* TASK REQUIREMENTS *
Find the string "Scope" in the entries and copy each line that has it.

+ + +

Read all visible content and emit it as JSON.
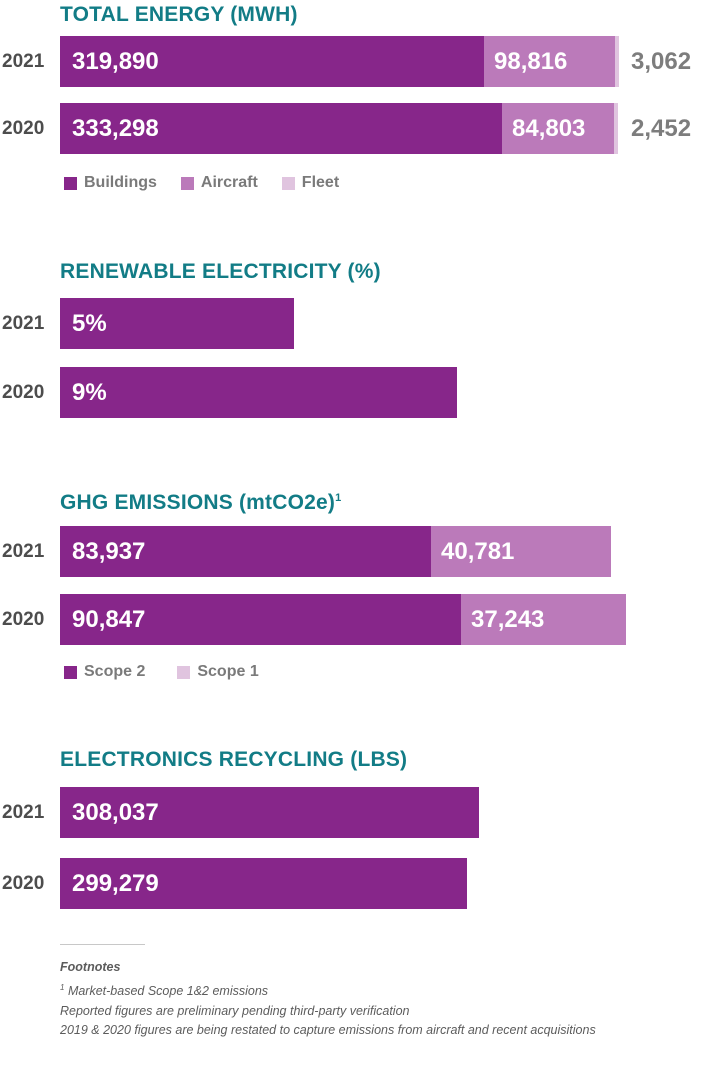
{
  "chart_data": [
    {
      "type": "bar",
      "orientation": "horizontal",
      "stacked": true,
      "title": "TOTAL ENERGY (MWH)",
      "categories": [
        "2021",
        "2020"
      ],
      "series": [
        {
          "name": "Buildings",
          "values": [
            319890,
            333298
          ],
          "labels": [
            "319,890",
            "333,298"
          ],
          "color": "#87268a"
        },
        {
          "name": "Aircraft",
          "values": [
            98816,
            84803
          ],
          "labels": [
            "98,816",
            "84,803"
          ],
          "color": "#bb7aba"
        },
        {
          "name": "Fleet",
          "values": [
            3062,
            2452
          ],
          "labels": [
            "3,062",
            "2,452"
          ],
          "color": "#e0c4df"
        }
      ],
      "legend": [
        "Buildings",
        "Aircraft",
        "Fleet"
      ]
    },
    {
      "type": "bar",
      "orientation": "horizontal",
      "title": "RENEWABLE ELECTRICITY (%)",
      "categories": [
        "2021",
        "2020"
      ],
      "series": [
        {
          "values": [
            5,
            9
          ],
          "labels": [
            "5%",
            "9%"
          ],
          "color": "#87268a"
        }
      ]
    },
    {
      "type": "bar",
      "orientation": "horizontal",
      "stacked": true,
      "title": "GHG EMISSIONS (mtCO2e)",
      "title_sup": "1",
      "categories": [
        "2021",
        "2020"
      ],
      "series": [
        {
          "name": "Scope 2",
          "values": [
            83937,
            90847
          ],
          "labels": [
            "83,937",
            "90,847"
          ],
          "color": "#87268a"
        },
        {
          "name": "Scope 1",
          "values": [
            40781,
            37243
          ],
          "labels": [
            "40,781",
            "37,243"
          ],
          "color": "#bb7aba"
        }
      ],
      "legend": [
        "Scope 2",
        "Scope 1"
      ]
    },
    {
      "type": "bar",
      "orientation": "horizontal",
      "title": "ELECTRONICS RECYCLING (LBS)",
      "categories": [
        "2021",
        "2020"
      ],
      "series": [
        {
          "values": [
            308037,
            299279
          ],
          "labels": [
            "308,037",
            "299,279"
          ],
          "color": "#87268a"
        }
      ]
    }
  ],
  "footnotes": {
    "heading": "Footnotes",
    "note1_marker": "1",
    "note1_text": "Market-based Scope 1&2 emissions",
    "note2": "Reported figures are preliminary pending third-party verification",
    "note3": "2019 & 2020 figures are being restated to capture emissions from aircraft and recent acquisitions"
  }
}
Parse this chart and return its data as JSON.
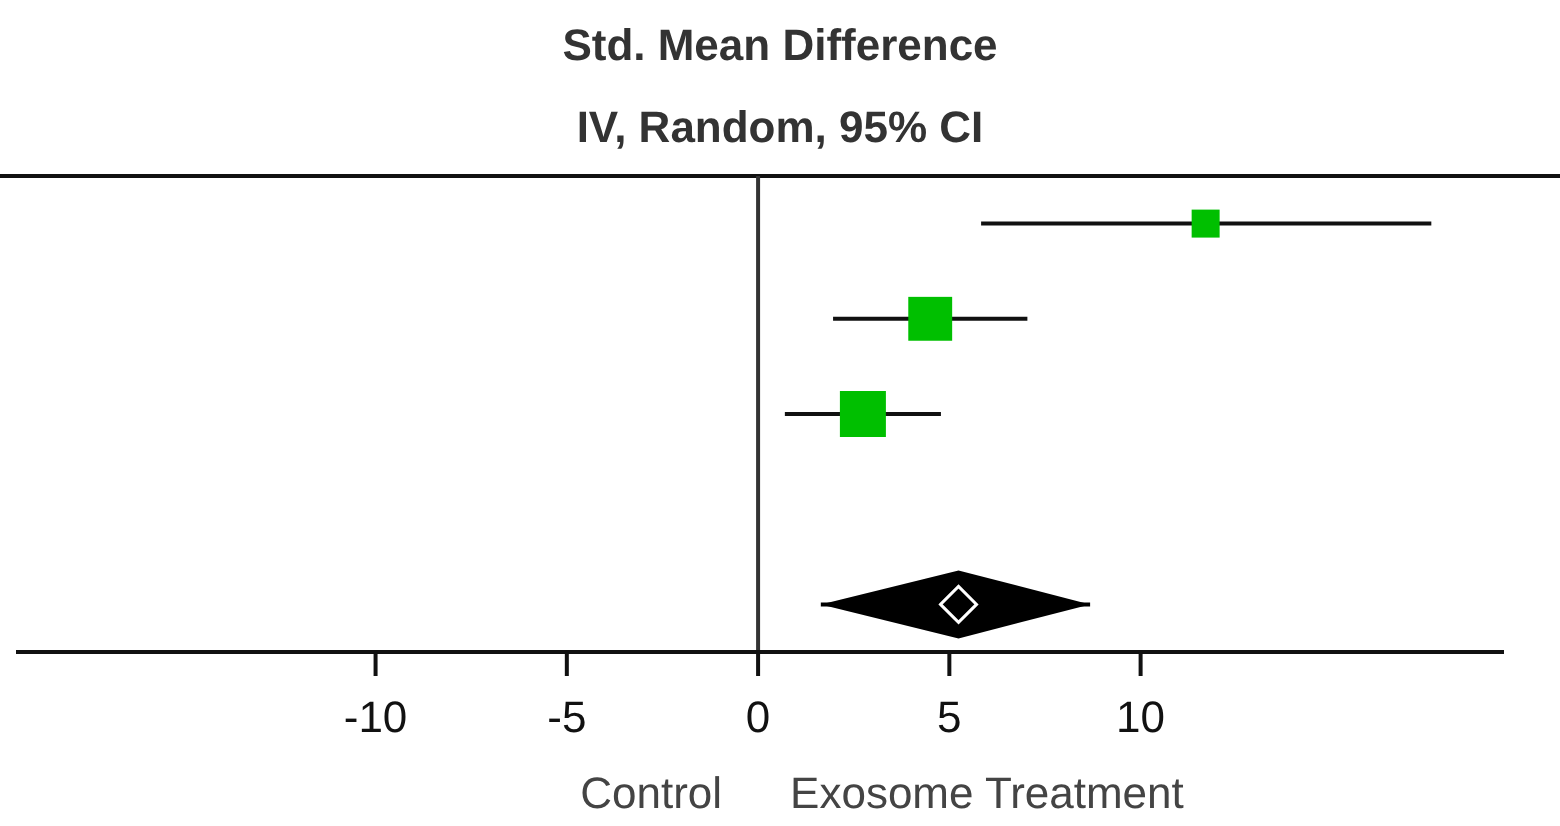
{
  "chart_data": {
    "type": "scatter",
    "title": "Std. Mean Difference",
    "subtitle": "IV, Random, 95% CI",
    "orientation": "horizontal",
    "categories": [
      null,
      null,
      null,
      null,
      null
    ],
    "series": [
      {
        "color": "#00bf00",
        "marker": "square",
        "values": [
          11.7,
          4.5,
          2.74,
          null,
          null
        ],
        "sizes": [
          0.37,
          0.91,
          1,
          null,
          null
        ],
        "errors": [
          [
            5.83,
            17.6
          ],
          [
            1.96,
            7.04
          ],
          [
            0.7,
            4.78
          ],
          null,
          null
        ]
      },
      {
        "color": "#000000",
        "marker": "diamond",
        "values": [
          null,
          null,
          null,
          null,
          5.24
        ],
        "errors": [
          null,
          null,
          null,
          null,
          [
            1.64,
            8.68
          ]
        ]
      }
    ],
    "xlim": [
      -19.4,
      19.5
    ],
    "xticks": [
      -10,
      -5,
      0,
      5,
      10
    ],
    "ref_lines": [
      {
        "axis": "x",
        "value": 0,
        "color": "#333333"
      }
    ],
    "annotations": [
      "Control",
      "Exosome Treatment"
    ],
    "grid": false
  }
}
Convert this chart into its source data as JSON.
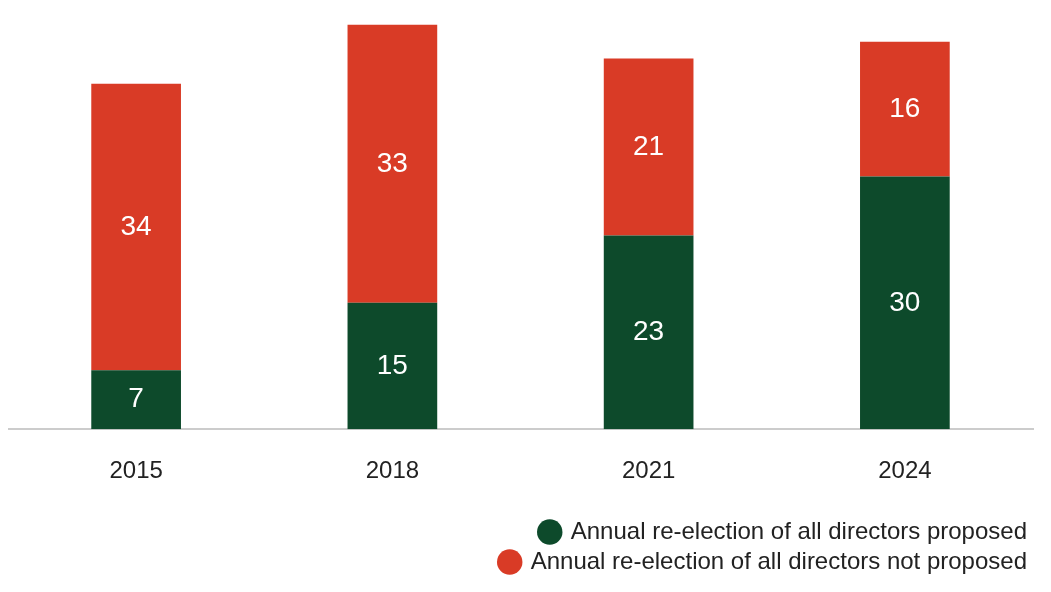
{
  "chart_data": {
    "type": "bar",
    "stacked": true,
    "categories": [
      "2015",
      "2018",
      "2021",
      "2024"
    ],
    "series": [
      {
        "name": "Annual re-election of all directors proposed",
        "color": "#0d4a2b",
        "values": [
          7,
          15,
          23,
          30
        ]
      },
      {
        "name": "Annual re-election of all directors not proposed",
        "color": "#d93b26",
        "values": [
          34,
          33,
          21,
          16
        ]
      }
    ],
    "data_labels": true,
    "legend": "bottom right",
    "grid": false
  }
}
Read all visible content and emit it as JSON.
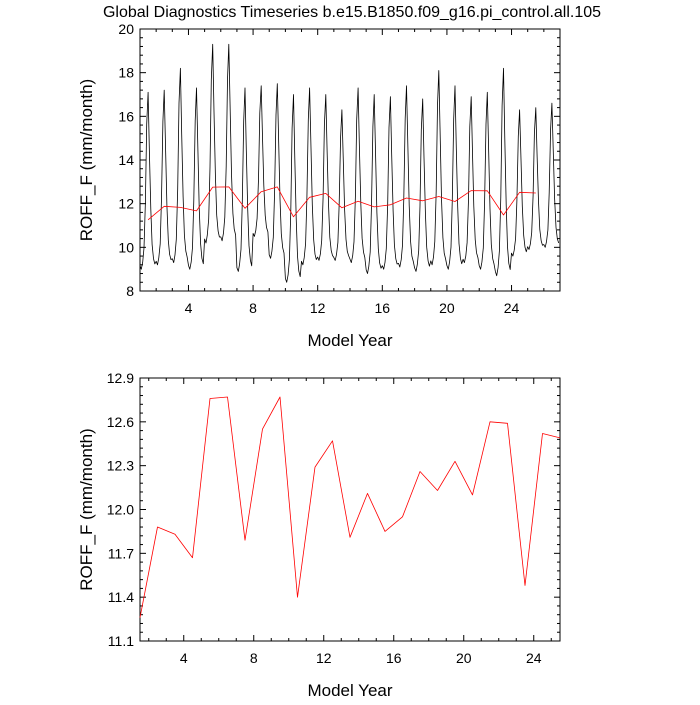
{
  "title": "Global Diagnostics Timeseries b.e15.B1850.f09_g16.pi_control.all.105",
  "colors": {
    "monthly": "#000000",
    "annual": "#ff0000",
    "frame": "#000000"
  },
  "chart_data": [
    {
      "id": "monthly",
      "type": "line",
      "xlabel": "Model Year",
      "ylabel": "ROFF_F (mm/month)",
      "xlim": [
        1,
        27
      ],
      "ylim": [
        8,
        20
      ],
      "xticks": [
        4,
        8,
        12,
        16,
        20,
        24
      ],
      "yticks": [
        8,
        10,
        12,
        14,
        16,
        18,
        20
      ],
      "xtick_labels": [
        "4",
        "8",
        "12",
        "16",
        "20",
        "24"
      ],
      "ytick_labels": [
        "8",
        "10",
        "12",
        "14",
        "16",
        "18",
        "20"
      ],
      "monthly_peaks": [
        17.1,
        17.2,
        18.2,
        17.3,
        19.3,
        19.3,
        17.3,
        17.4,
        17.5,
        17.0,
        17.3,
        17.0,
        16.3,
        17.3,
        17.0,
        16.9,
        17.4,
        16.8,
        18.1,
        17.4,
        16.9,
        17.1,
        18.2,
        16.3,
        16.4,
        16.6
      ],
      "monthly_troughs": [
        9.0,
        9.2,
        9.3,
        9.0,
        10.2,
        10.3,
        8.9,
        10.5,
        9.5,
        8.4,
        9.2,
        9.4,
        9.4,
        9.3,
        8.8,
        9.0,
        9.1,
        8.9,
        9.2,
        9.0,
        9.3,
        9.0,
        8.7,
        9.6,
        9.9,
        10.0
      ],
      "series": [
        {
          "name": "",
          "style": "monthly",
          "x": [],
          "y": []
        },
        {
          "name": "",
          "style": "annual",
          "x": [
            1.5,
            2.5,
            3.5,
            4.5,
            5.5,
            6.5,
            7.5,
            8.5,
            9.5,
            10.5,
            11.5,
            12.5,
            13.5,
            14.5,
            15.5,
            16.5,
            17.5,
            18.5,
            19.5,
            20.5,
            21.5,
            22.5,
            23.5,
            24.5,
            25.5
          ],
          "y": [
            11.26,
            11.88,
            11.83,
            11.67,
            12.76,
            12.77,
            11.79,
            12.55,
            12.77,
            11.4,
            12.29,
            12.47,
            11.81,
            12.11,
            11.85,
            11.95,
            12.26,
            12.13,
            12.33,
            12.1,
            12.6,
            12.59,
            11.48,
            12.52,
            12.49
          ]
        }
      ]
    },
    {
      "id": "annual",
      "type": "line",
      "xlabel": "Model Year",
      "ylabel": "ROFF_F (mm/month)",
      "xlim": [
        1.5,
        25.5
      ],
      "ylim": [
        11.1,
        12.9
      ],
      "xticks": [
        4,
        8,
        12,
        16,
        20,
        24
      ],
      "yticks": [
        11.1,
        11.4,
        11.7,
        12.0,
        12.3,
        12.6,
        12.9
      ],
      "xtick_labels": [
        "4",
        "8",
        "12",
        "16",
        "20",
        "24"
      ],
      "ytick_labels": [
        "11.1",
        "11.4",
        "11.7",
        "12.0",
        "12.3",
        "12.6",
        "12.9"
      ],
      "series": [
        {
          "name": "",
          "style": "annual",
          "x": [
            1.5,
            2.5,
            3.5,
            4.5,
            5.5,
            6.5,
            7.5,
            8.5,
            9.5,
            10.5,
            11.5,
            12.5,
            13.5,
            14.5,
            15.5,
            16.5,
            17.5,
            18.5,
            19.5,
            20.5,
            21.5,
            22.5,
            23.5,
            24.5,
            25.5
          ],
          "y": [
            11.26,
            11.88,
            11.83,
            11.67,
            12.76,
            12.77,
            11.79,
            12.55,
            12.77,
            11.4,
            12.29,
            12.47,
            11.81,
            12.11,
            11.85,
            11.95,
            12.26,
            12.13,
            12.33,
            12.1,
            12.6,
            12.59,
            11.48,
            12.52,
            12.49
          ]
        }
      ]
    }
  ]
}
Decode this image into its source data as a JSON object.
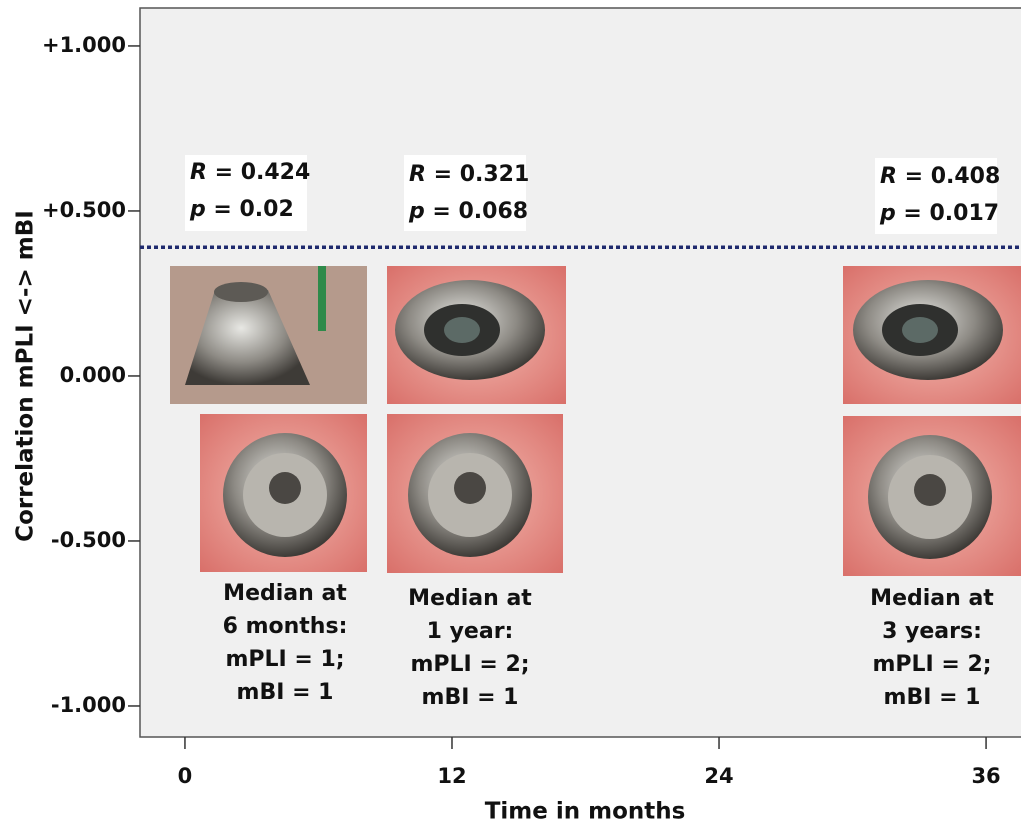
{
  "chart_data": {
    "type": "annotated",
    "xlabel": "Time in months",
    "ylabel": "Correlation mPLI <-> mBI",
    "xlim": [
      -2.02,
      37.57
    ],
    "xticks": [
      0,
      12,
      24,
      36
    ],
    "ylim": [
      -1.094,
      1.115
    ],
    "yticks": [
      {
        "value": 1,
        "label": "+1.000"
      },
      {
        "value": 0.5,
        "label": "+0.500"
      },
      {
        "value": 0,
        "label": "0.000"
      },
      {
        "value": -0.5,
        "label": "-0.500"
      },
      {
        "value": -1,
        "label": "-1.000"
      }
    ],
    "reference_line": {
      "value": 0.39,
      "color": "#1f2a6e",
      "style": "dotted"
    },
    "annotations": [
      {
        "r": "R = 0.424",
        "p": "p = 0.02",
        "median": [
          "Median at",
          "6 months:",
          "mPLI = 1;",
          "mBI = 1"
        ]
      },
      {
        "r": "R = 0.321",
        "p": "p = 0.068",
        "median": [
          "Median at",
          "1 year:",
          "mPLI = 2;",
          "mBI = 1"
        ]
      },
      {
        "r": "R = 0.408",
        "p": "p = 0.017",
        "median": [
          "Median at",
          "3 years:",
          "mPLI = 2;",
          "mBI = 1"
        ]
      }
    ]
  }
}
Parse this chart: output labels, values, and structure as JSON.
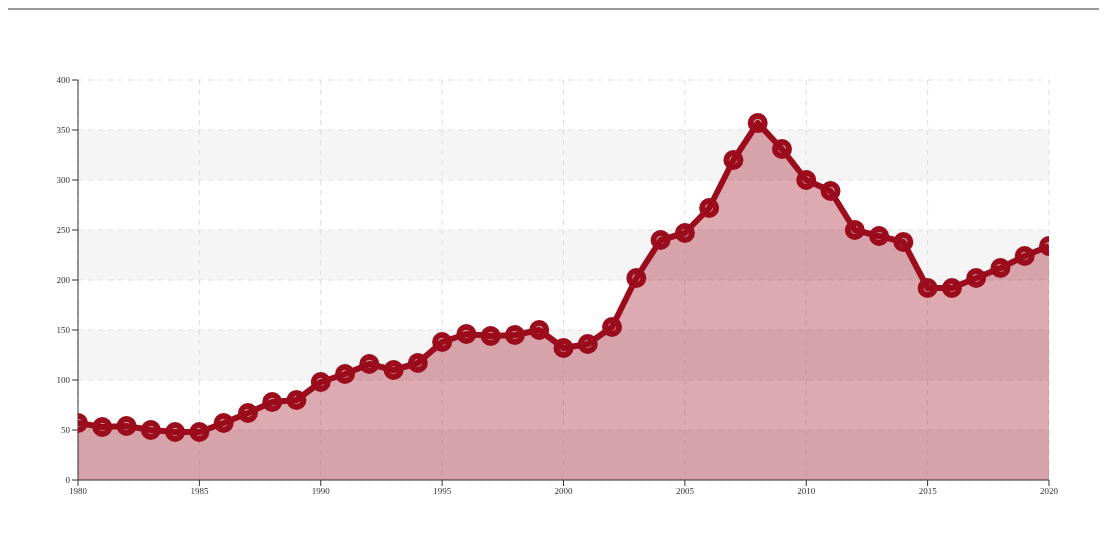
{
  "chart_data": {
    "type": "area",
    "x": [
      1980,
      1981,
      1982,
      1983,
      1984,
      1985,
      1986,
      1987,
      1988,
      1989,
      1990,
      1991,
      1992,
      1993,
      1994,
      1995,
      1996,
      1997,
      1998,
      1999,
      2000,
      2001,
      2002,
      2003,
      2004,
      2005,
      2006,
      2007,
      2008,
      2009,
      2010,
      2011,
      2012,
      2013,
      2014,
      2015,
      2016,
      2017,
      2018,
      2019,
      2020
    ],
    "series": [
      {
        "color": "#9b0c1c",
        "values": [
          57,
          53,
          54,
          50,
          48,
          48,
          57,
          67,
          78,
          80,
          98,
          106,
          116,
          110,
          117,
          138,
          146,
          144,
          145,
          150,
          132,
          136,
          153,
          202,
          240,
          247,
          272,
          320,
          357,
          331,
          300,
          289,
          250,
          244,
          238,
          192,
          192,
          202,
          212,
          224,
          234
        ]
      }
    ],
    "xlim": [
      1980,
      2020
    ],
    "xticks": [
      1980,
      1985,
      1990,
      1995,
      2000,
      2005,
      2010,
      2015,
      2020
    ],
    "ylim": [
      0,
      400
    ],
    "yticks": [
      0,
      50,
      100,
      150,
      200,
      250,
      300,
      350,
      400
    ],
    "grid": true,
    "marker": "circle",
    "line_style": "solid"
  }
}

+ + +

* SOLUTION TO THIS TASK *
          "name": "Scope 2",
          "name": "Scope 1",
        "Scope 2",
        "Scope 1"
    "note1_text": "Market-based Scope 1&2 emissions",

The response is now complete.